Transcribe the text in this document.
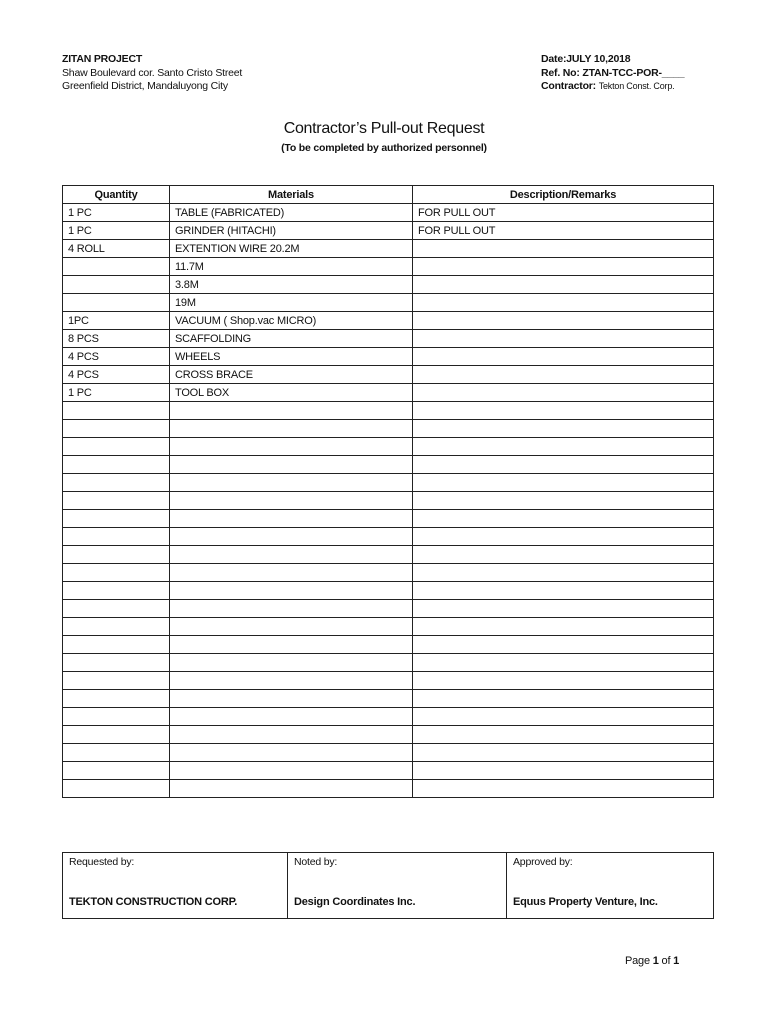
ZITAN PROJECT
Shaw Boulevard cor. Santo Cristo Street
Greenfield District, Mandaluyong City
Date:JULY 10,2018
Ref. No: ZTAN-TCC-POR-____
Contractor: Tekton Const. Corp.
Contractor’s Pull-out Request
(To be completed by authorized personnel)
Quantity	Materials	Description/Remarks
1 PC	TABLE (FABRICATED)	FOR PULL OUT
1 PC	GRINDER (HITACHI)	FOR PULL OUT
4 ROLL	EXTENTION WIRE 20.2M	
	11.7M	
	3.8M	
	19M	
1PC	VACUUM ( Shop.vac MICRO)	
8 PCS	SCAFFOLDING	
4 PCS	WHEELS	
4 PCS	CROSS BRACE	
1 PC	TOOL BOX	

Requested by:
TEKTON CONSTRUCTION CORP.

Noted by:
Design Coordinates Inc.

Approved by:
Equus Property Venture, Inc.
Page 1 of 1
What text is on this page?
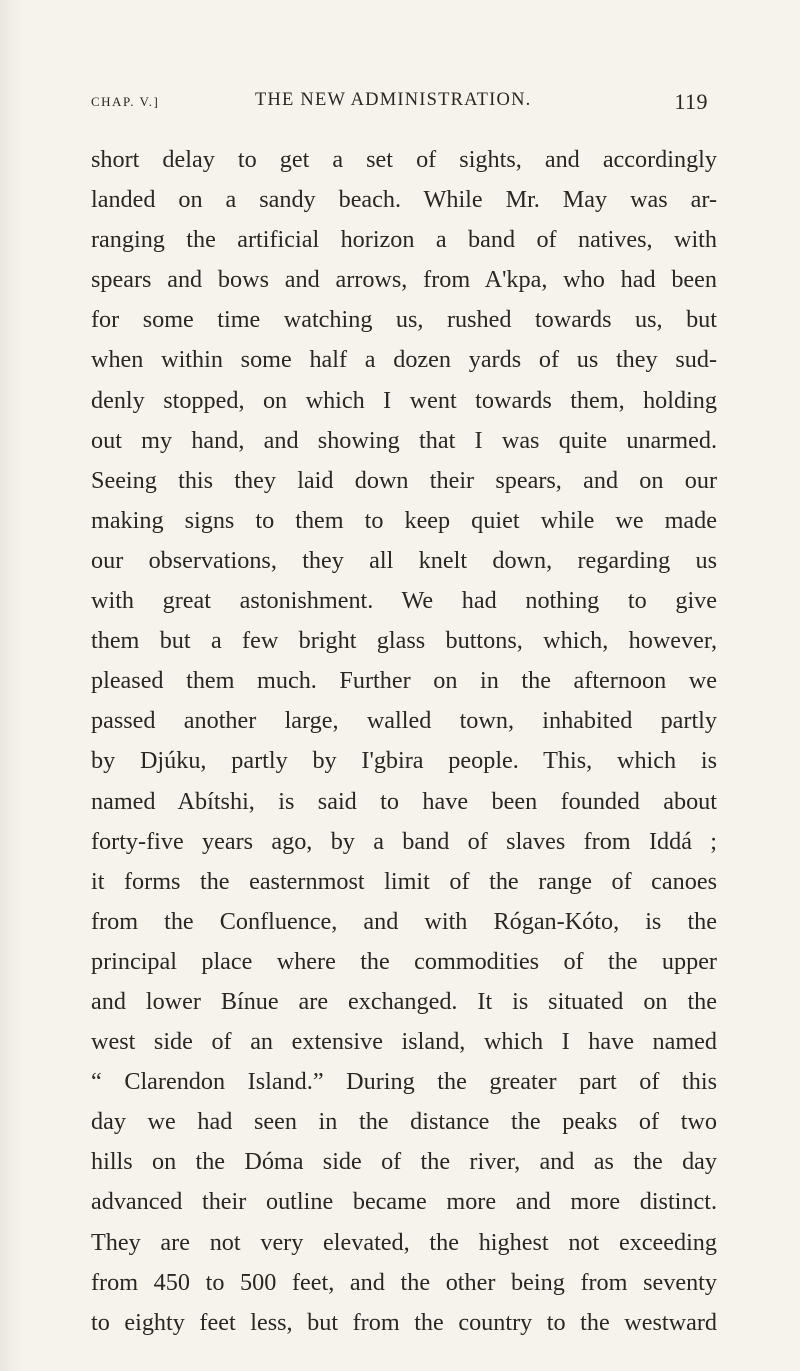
CHAP. V.]	THE NEW ADMINISTRATION.	119
short delay to get a set of sights, and accordingly
landed on a sandy beach. While Mr. May was ar-
ranging the artificial horizon a band of natives, with
spears and bows and arrows, from A'kpa, who had been
for some time watching us, rushed towards us, but
when within some half a dozen yards of us they sud-
denly stopped, on which I went towards them, holding
out my hand, and showing that I was quite unarmed.
Seeing this they laid down their spears, and on our
making signs to them to keep quiet while we made
our observations, they all knelt down, regarding us
with great astonishment. We had nothing to give
them but a few bright glass buttons, which, however,
pleased them much. Further on in the afternoon we
passed another large, walled town, inhabited partly
by Djúku, partly by I'gbira people. This, which is
named Abítshi, is said to have been founded about
forty-five years ago, by a band of slaves from Iddá ;
it forms the easternmost limit of the range of canoes
from the Confluence, and with Rógan-Kóto, is the
principal place where the commodities of the upper
and lower Bínue are exchanged. It is situated on the
west side of an extensive island, which I have named
“ Clarendon Island.” During the greater part of this
day we had seen in the distance the peaks of two
hills on the Dóma side of the river, and as the day
advanced their outline became more and more distinct.
They are not very elevated, the highest not exceeding
from 450 to 500 feet, and the other being from seventy
to eighty feet less, but from the country to the westward
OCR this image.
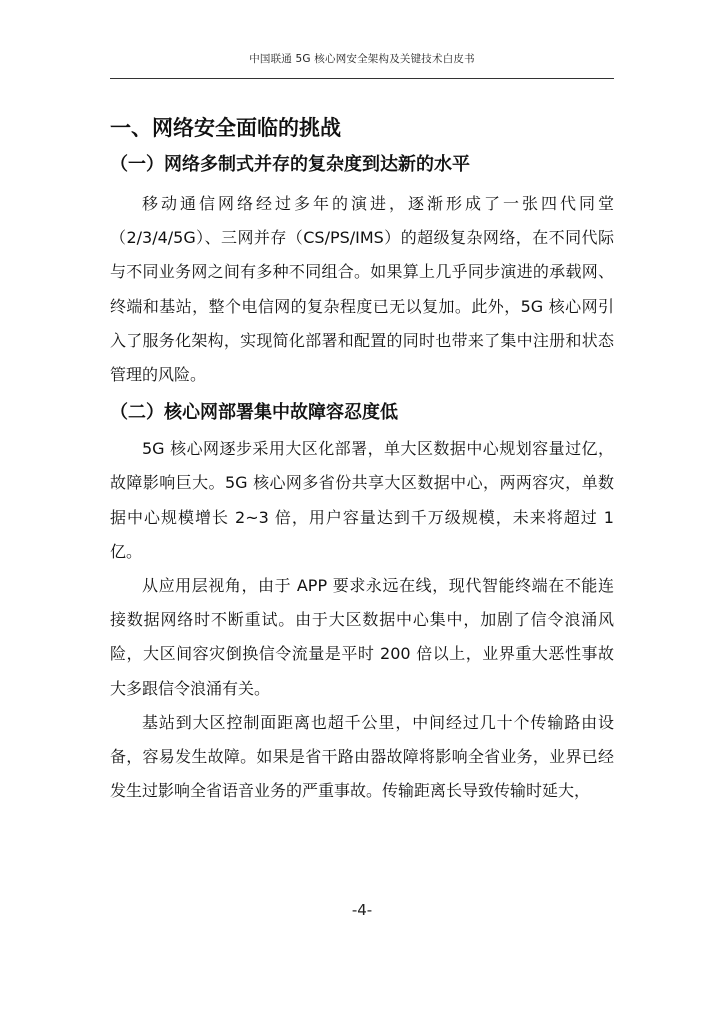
中国联通 5G 核心网安全架构及关键技术白皮书
一、网络安全面临的挑战
（一）网络多制式并存的复杂度到达新的水平

移动通信网络经过多年的演进，逐渐形成了一张四代同堂（2/3/4/5G）、三网并存（CS/PS/IMS）的超级复杂网络，在不同代际与不同业务网之间有多种不同组合。如果算上几乎同步演进的承载网、终端和基站，整个电信网的复杂程度已无以复加。此外，5G 核心网引入了服务化架构，实现简化部署和配置的同时也带来了集中注册和状态管理的风险。

（二）核心网部署集中故障容忍度低

5G 核心网逐步采用大区化部署，单大区数据中心规划容量过亿，故障影响巨大。5G 核心网多省份共享大区数据中心，两两容灾，单数据中心规模增长 2~3 倍，用户容量达到千万级规模，未来将超过 1 亿。

从应用层视角，由于 APP 要求永远在线，现代智能终端在不能连接数据网络时不断重试。由于大区数据中心集中，加剧了信令浪涌风险，大区间容灾倒换信令流量是平时 200 倍以上，业界重大恶性事故大多跟信令浪涌有关。

基站到大区控制面距离也超千公里，中间经过几十个传输路由设备，容易发生故障。如果是省干路由器故障将影响全省业务，业界已经发生过影响全省语音业务的严重事故。传输距离长导致传输时延大，

-4-
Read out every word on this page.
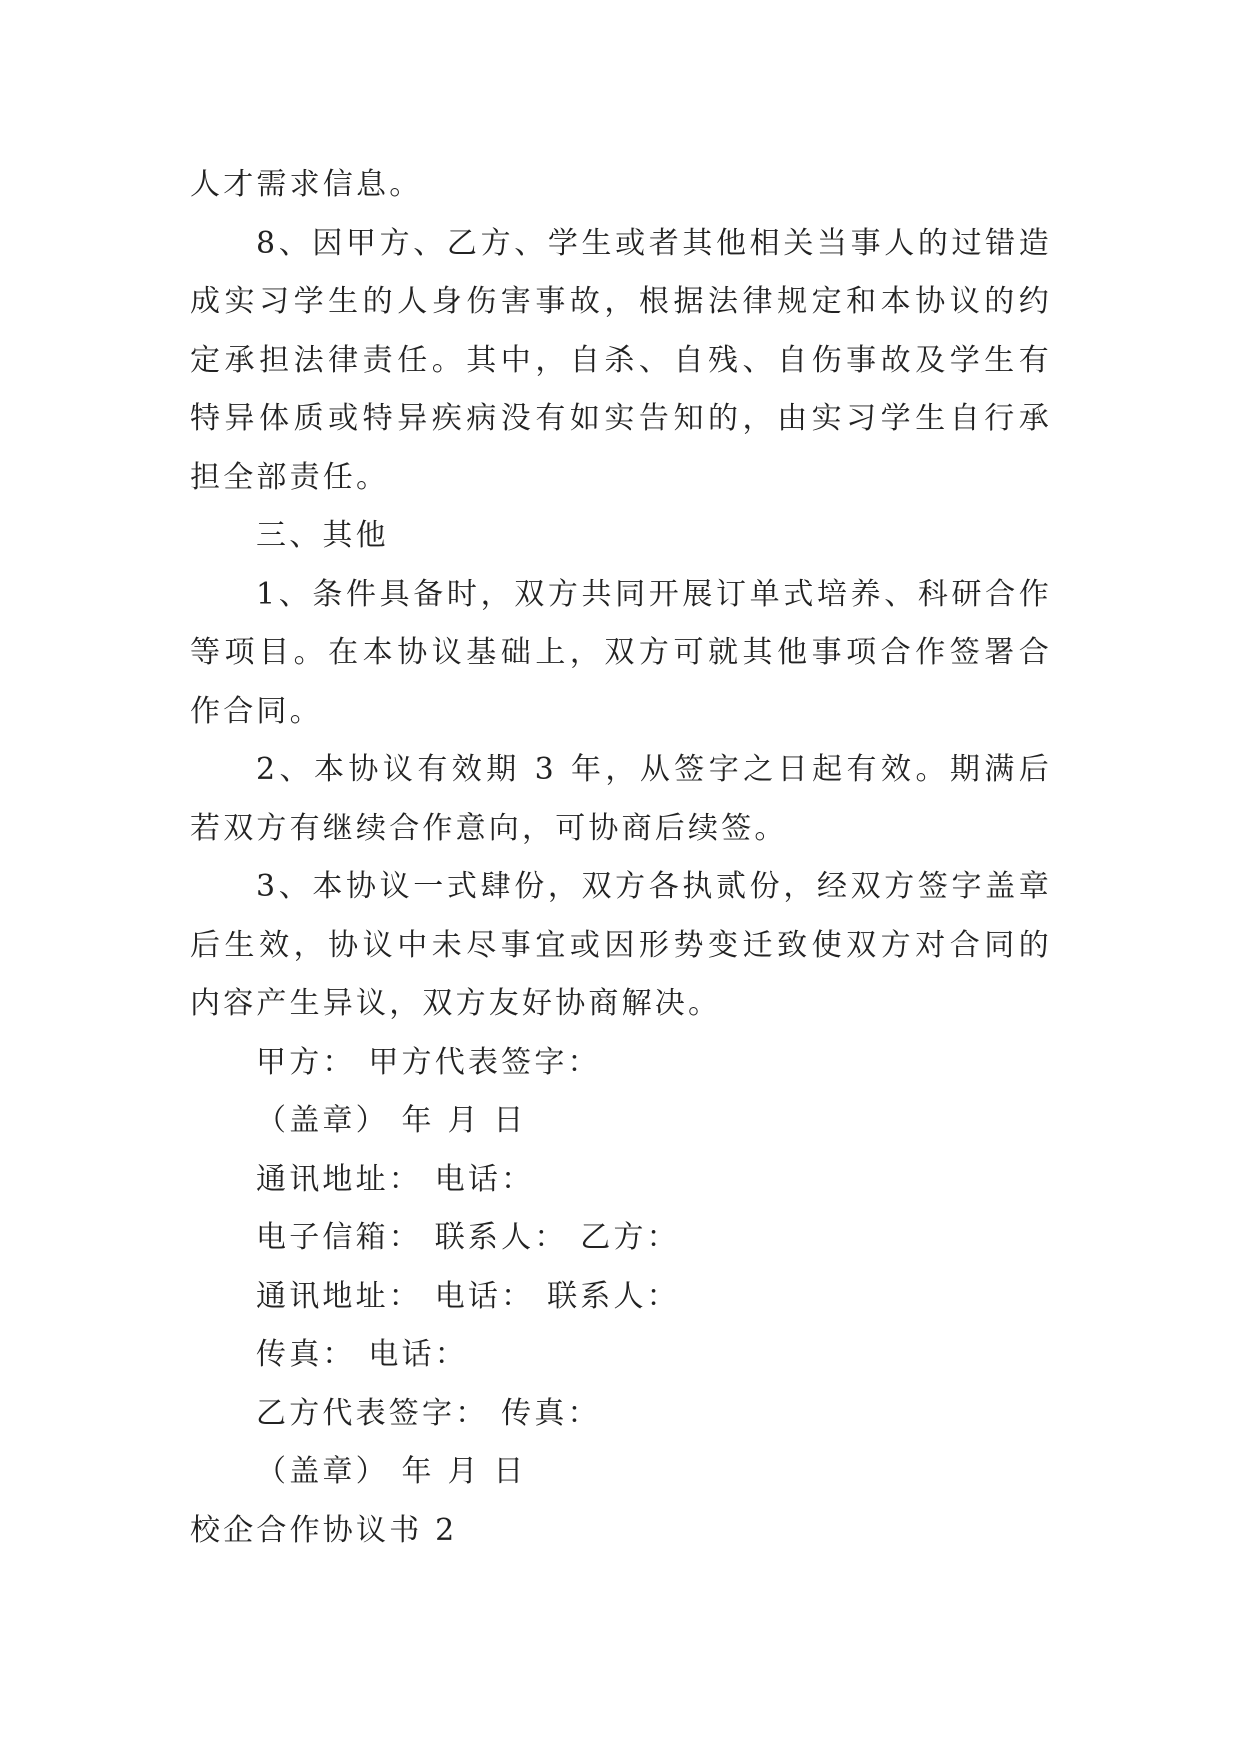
人才需求信息。

8、因甲方、乙方、学生或者其他相关当事人的过错造成实习学生的人身伤害事故，根据法律规定和本协议的约定承担法律责任。其中，自杀、自残、自伤事故及学生有特异体质或特异疾病没有如实告知的，由实习学生自行承担全部责任。

三、其他

1、条件具备时，双方共同开展订单式培养、科研合作等项目。在本协议基础上，双方可就其他事项合作签署合作合同。

2、本协议有效期 3 年，从签字之日起有效。期满后若双方有继续合作意向，可协商后续签。

3、本协议一式肆份，双方各执贰份，经双方签字盖章后生效，协议中未尽事宜或因形势变迁致使双方对合同的内容产生异议，双方友好协商解决。

甲方： 甲方代表签字：

（盖章） 年 月 日

通讯地址： 电话：

电子信箱： 联系人： 乙方：

通讯地址： 电话： 联系人：

传真： 电话：

乙方代表签字： 传真：

（盖章） 年 月 日

校企合作协议书 2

» **Given request**: Transcribe the records above exactly, leaving out every picture.

» **Answer to the task**:
Transcribe the text in this document.
ZITAN PROJECT
Shaw Boulevard cor. Santo Cristo Street
Greenfield District, Mandaluyong City
Date:JULY 10,2018
Ref. No: ZTAN-TCC-POR-____
Contractor: Tekton Const. Corp.
Contractor’s Pull-out Request
(To be completed by authorized personnel)
Quantity	Materials	Description/Remarks
1 PC	TABLE (FABRICATED)	FOR PULL OUT
1 PC	GRINDER (HITACHI)	FOR PULL OUT
4 ROLL	EXTENTION WIRE 20.2M	
	11.7M	
	3.8M	
	19M	
1PC	VACUUM ( Shop.vac MICRO)	
8 PCS	SCAFFOLDING	
4 PCS	WHEELS	
4 PCS	CROSS BRACE	
1 PC	TOOL BOX	

Requested by:
TEKTON CONSTRUCTION CORP.

Noted by:
Design Coordinates Inc.

Approved by:
Equus Property Venture, Inc.
Page 1 of 1
What text is on this page?
CHAP. V.]	THE NEW ADMINISTRATION.	119
short delay to get a set of sights, and accordingly
landed on a sandy beach. While Mr. May was ar-
ranging the artificial horizon a band of natives, with
spears and bows and arrows, from A'kpa, who had been
for some time watching us, rushed towards us, but
when within some half a dozen yards of us they sud-
denly stopped, on which I went towards them, holding
out my hand, and showing that I was quite unarmed.
Seeing this they laid down their spears, and on our
making signs to them to keep quiet while we made
our observations, they all knelt down, regarding us
with great astonishment. We had nothing to give
them but a few bright glass buttons, which, however,
pleased them much. Further on in the afternoon we
passed another large, walled town, inhabited partly
by Djúku, partly by I'gbira people. This, which is
named Abítshi, is said to have been founded about
forty-five years ago, by a band of slaves from Iddá ;
it forms the easternmost limit of the range of canoes
from the Confluence, and with Rógan-Kóto, is the
principal place where the commodities of the upper
and lower Bínue are exchanged. It is situated on the
west side of an extensive island, which I have named
“ Clarendon Island.” During the greater part of this
day we had seen in the distance the peaks of two
hills on the Dóma side of the river, and as the day
advanced their outline became more and more distinct.
They are not very elevated, the highest not exceeding
from 450 to 500 feet, and the other being from seventy
to eighty feet less, but from the country to the westward
OCR this image.
中国联通 5G 核心网安全架构及关键技术白皮书
一、网络安全面临的挑战
（一）网络多制式并存的复杂度到达新的水平

移动通信网络经过多年的演进，逐渐形成了一张四代同堂（2/3/4/5G）、三网并存（CS/PS/IMS）的超级复杂网络，在不同代际与不同业务网之间有多种不同组合。如果算上几乎同步演进的承载网、终端和基站，整个电信网的复杂程度已无以复加。此外，5G 核心网引入了服务化架构，实现简化部署和配置的同时也带来了集中注册和状态管理的风险。

（二）核心网部署集中故障容忍度低

5G 核心网逐步采用大区化部署，单大区数据中心规划容量过亿，故障影响巨大。5G 核心网多省份共享大区数据中心，两两容灾，单数据中心规模增长 2~3 倍，用户容量达到千万级规模，未来将超过 1 亿。

从应用层视角，由于 APP 要求永远在线，现代智能终端在不能连接数据网络时不断重试。由于大区数据中心集中，加剧了信令浪涌风险，大区间容灾倒换信令流量是平时 200 倍以上，业界重大恶性事故大多跟信令浪涌有关。

基站到大区控制面距离也超千公里，中间经过几十个传输路由设备，容易发生故障。如果是省干路由器故障将影响全省业务，业界已经发生过影响全省语音业务的严重事故。传输距离长导致传输时延大，

-4-
Read out every word on this page.
人才需求信息。

8、因甲方、乙方、学生或者其他相关当事人的过错造成实习学生的人身伤害事故，根据法律规定和本协议的约定承担法律责任。其中，自杀、自残、自伤事故及学生有特异体质或特异疾病没有如实告知的，由实习学生自行承担全部责任。

三、其他

1、条件具备时，双方共同开展订单式培养、科研合作等项目。在本协议基础上，双方可就其他事项合作签署合作合同。

2、本协议有效期 3 年，从签字之日起有效。期满后若双方有继续合作意向，可协商后续签。

3、本协议一式肆份，双方各执贰份，经双方签字盖章后生效，协议中未尽事宜或因形势变迁致使双方对合同的内容产生异议，双方友好协商解决。

甲方： 甲方代表签字：

（盖章） 年 月 日

通讯地址： 电话：

电子信箱： 联系人： 乙方：

通讯地址： 电话： 联系人：

传真： 电话：

乙方代表签字： 传真：

（盖章） 年 月 日

校企合作协议书 2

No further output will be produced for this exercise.